#### [Extracted entries]

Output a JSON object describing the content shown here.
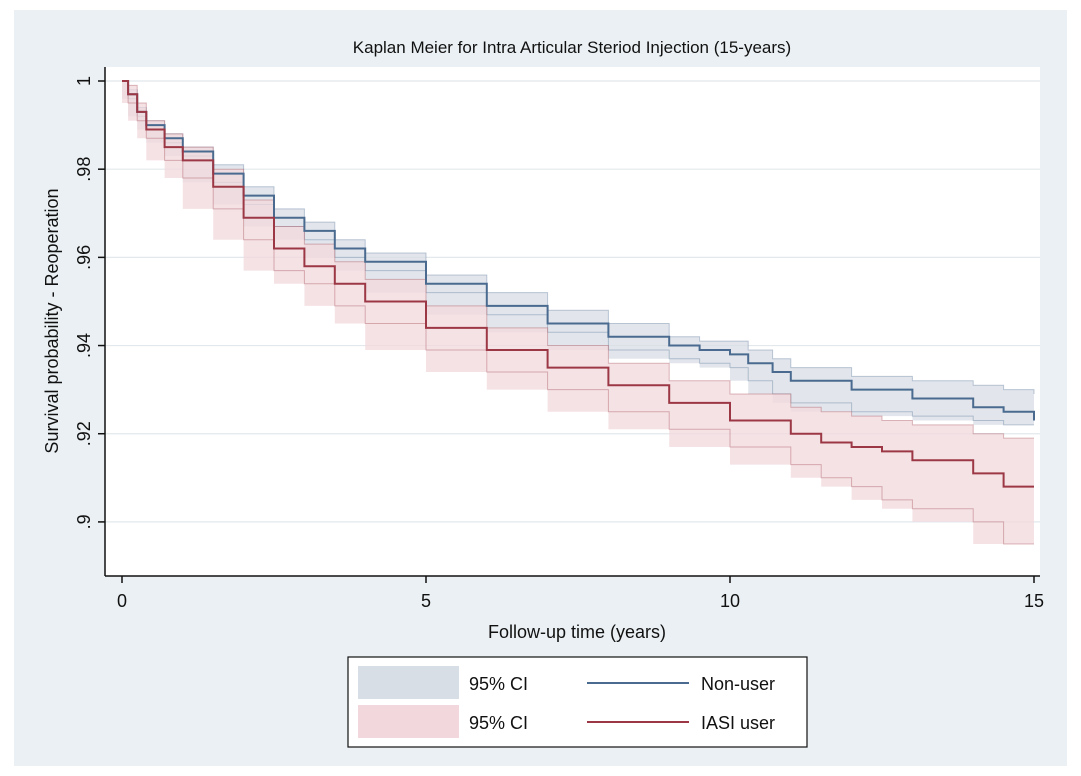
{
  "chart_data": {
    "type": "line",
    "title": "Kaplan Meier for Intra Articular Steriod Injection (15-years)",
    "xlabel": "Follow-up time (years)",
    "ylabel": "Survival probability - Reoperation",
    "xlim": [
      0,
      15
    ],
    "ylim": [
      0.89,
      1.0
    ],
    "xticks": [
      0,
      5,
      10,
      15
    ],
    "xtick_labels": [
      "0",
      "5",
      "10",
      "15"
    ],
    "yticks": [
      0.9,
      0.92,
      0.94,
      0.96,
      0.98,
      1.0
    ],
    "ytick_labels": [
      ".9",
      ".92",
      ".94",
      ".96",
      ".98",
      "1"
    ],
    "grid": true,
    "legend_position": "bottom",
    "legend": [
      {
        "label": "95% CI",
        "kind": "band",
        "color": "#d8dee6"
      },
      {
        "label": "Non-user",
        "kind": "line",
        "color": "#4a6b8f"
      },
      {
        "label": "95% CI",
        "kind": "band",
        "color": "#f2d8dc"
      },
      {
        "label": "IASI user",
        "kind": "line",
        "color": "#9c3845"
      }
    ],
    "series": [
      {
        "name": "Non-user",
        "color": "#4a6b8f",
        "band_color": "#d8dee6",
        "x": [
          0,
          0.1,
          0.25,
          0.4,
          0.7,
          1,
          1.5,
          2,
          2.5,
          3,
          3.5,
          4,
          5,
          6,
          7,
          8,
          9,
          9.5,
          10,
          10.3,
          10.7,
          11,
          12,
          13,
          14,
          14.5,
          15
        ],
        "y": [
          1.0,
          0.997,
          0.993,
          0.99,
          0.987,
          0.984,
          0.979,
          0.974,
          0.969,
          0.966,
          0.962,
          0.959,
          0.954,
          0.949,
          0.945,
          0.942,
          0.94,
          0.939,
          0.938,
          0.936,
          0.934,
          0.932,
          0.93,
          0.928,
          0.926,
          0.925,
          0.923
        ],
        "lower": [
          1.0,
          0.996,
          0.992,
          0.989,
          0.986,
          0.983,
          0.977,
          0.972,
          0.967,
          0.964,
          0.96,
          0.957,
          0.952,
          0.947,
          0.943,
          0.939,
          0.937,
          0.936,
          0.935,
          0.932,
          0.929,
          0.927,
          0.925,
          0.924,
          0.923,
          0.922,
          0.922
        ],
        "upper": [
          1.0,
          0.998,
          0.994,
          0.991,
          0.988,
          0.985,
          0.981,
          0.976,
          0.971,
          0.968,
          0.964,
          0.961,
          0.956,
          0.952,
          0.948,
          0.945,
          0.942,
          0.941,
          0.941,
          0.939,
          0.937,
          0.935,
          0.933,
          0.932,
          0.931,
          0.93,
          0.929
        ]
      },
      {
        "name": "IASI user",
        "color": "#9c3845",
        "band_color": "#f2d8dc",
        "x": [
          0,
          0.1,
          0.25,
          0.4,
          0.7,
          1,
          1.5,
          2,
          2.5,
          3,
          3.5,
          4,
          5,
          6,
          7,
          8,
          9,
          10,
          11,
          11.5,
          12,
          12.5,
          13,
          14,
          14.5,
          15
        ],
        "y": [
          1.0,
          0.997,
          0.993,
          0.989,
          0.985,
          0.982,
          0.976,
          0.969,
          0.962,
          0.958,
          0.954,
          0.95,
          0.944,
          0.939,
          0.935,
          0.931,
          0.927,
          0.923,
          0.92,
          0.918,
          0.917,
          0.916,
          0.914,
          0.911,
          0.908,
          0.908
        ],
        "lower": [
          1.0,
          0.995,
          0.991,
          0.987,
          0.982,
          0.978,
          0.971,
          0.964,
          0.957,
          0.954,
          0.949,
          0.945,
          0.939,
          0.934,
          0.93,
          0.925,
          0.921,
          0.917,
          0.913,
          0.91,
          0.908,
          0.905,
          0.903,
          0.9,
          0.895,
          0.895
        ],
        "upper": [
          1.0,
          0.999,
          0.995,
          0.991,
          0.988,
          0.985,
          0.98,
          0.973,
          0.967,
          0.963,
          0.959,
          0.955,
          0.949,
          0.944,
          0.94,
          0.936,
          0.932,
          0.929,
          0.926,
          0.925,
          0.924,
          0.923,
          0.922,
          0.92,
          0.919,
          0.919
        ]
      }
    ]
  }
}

* * *

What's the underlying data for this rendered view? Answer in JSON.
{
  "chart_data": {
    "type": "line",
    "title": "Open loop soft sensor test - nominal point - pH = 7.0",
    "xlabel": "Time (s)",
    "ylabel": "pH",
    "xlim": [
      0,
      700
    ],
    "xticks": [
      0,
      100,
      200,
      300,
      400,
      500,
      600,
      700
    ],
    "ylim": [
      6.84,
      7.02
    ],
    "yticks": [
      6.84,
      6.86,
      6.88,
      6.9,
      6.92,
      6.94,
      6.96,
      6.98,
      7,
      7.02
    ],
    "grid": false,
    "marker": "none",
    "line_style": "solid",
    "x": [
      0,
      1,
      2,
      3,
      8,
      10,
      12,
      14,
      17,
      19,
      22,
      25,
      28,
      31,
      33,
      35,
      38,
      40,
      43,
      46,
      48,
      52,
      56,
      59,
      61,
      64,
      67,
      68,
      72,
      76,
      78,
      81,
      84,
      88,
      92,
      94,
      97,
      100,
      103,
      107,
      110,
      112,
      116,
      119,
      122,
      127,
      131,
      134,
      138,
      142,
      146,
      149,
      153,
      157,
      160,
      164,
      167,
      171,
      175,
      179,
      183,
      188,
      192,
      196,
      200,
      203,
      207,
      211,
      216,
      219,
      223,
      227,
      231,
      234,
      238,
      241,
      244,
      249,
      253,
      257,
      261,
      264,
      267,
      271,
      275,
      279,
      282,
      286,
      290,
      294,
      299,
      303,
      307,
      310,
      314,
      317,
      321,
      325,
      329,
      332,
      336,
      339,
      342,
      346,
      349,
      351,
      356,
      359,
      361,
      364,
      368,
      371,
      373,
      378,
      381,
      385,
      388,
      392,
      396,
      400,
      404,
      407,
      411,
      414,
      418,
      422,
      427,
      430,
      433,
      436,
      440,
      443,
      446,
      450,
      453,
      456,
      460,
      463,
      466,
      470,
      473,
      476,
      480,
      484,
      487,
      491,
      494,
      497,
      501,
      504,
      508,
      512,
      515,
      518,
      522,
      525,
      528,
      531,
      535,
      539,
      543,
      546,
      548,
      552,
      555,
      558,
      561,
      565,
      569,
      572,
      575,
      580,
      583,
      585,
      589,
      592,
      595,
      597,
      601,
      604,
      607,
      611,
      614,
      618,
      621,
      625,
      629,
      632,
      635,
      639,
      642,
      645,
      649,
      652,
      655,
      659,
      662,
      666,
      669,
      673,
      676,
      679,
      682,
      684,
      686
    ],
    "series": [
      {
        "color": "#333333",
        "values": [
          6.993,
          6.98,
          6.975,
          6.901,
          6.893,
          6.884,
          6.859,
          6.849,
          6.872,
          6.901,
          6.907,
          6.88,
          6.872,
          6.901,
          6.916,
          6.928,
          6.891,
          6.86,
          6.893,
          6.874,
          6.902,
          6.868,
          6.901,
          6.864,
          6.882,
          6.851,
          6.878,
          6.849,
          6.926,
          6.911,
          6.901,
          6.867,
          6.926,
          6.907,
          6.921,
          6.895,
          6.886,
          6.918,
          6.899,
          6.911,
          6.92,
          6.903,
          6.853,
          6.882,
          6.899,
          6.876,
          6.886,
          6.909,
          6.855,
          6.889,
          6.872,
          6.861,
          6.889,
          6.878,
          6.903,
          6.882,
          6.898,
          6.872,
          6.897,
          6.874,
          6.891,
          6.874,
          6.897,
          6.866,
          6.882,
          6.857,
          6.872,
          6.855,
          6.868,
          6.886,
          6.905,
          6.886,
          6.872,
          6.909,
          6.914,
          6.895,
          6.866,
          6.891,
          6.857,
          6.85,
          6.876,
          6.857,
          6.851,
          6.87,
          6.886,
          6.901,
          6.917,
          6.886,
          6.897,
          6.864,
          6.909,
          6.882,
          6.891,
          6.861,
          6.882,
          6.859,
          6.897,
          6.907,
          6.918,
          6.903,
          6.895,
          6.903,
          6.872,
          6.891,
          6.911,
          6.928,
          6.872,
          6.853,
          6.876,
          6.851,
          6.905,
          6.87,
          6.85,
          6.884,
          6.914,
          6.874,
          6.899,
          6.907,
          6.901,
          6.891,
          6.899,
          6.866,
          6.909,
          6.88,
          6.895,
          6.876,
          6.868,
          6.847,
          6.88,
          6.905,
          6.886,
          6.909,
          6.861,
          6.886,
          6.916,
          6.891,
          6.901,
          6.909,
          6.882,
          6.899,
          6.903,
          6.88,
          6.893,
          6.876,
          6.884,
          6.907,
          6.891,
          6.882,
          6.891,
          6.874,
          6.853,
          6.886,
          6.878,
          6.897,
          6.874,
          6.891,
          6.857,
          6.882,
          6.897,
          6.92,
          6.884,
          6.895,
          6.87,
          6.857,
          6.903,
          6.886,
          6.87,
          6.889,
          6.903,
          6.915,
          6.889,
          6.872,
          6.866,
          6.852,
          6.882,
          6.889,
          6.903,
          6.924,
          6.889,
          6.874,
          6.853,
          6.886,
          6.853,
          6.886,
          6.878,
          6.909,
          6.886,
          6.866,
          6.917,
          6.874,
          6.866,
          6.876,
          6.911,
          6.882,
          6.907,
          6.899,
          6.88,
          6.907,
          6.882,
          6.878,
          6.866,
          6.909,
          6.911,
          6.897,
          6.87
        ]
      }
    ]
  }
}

#### [What needs to be done]
Pull out all lines of the data with the string "xlabel".

#### [The completed task]
    "xlabel": "Follow-up time (years)",
    "xlabel": "Time (s)",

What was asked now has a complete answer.